Collected data:
:::::
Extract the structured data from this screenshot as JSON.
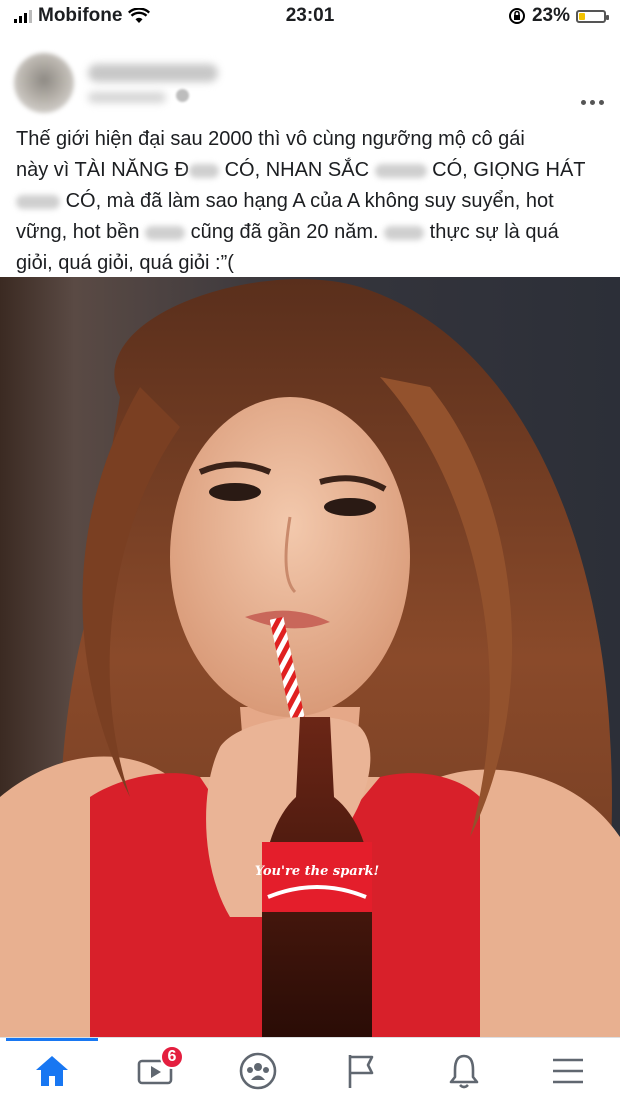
{
  "status_bar": {
    "carrier": "Mobifone",
    "time": "23:01",
    "battery": "23%",
    "battery_level": 0.23,
    "icons": [
      "signal-icon",
      "wifi-icon",
      "orientation-lock-icon",
      "battery-icon"
    ]
  },
  "post": {
    "more_label": "•••",
    "caption": {
      "line1": "Thế giới hiện đại sau 2000 thì vô cùng ngưỡng mộ cô gái",
      "line2_a": "này vì TÀI NĂNG Đ",
      "line2_b": "CÓ, NHAN SẮC",
      "line2_c": "CÓ, GIỌNG HÁT",
      "line3_a": "CÓ, mà đã làm sao hạng A của A không suy suyển, hot",
      "line4_a": "vững, hot bền",
      "line4_b": "cũng đã gần 20 năm.",
      "line4_c": "thực sự là quá",
      "line5": "giỏi, quá giỏi, quá giỏi :”("
    },
    "photo": {
      "bottle_text": "You're the spark!"
    }
  },
  "nav": {
    "tabs": [
      "home-icon",
      "watch-icon",
      "groups-icon",
      "pages-icon",
      "notifications-icon",
      "menu-icon"
    ],
    "watch_badge": "6",
    "accent": "#1877f2",
    "badge_color": "#e41e3f"
  }
}
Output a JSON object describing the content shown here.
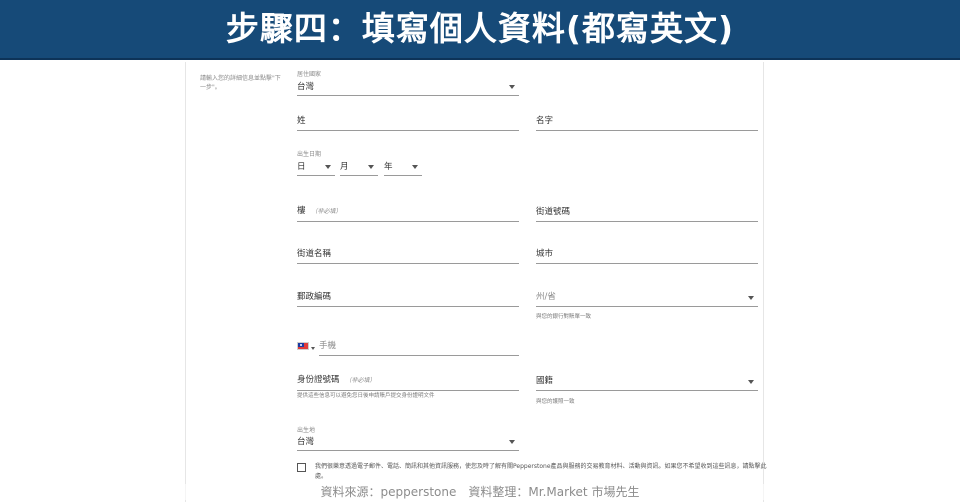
{
  "banner": {
    "title": "步驟四：填寫個人資料(都寫英文)"
  },
  "side_note": "請輸入您的詳細信息並點擊\"下一步\"。",
  "form": {
    "residence_country": {
      "caption": "居住國家",
      "value": "台灣"
    },
    "last_name": {
      "placeholder": "姓"
    },
    "first_name": {
      "placeholder": "名字"
    },
    "birth_date": {
      "caption": "出生日期",
      "day": "日",
      "month": "月",
      "year": "年"
    },
    "floor": {
      "placeholder": "樓",
      "optional": "（非必填）"
    },
    "street_number": {
      "placeholder": "街道號碼"
    },
    "street_name": {
      "placeholder": "街道名稱"
    },
    "city": {
      "placeholder": "城市"
    },
    "postal_code": {
      "placeholder": "郵政編碼"
    },
    "state": {
      "placeholder": "州/省",
      "helper": "與您的銀行對賬單一致"
    },
    "mobile": {
      "placeholder": "手機"
    },
    "id_number": {
      "placeholder": "身份證號碼",
      "optional": "（非必填）",
      "helper": "提供這些信息可以避免您日後申請賬戶提交身份證明文件"
    },
    "nationality": {
      "placeholder": "國籍",
      "helper": "與您的護照一致"
    },
    "birth_place": {
      "caption": "出生地",
      "value": "台灣"
    },
    "consent": {
      "text": "我們很樂意透過電子郵件、電話、簡訊和其他資訊服務，使您及時了解有關Pepperstone產品與服務的交易教育材料、活動與資訊。如果您不希望收到這些訊息，請點擊此處。"
    }
  },
  "credit": "資料來源：pepperstone　資料整理：Mr.Market 市場先生",
  "colors": {
    "banner_bg": "#164a78",
    "banner_text": "#ffffff",
    "field_line": "#9a9a9a",
    "caption_text": "#8a8a8a"
  }
}
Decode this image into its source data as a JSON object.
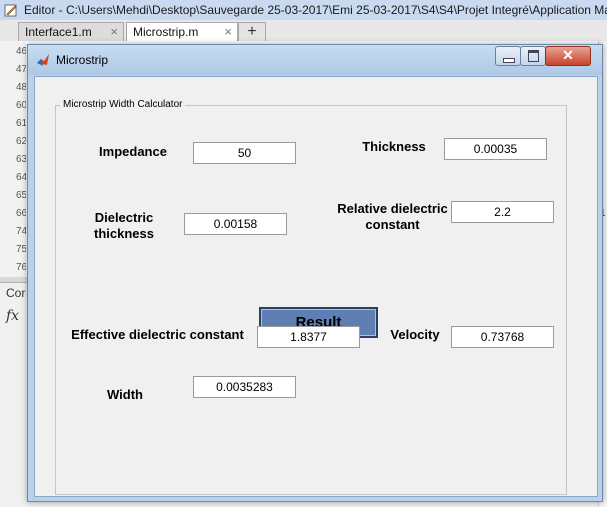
:::::
*WHAT TO WORK ON*
Starting at the line that contains "Output a JSON", extract each line through the last line of the material exactly as written, and include no pictures.

*RESPONSE TO THE EXERCISE*
Output a JSON object describing the content shown here.
{
  "banner": {
    "title": "步驟四：填寫個人資料(都寫英文)"
  },
  "side_note": "請輸入您的詳細信息並點擊\"下一步\"。",
  "form": {
    "residence_country": {
      "caption": "居住國家",
      "value": "台灣"
    },
    "last_name": {
      "placeholder": "姓"
    },
    "first_name": {
      "placeholder": "名字"
    },
    "birth_date": {
      "caption": "出生日期",
      "day": "日",
      "month": "月",
      "year": "年"
    },
    "floor": {
      "placeholder": "樓",
      "optional": "（非必填）"
    },
    "street_number": {
      "placeholder": "街道號碼"
    },
    "street_name": {
      "placeholder": "街道名稱"
    },
    "city": {
      "placeholder": "城市"
    },
    "postal_code": {
      "placeholder": "郵政編碼"
    },
    "state": {
      "placeholder": "州/省",
      "helper": "與您的銀行對賬單一致"
    },
    "mobile": {
      "placeholder": "手機"
    },
    "id_number": {
      "placeholder": "身份證號碼",
      "optional": "（非必填）",
      "helper": "提供這些信息可以避免您日後申請賬戶提交身份證明文件"
    },
    "nationality": {
      "placeholder": "國籍",
      "helper": "與您的護照一致"
    },
    "birth_place": {
      "caption": "出生地",
      "value": "台灣"
    },
    "consent": {
      "text": "我們很樂意透過電子郵件、電話、簡訊和其他資訊服務，使您及時了解有關Pepperstone產品與服務的交易教育材料、活動與資訊。如果您不希望收到這些訊息，請點擊此處。"
    }
  },
  "credit": "資料來源：pepperstone　資料整理：Mr.Market 市場先生",
  "colors": {
    "banner_bg": "#164a78",
    "banner_text": "#ffffff",
    "field_line": "#9a9a9a",
    "caption_text": "#8a8a8a"
  }
}
Decode this image into its source data as a JSON object.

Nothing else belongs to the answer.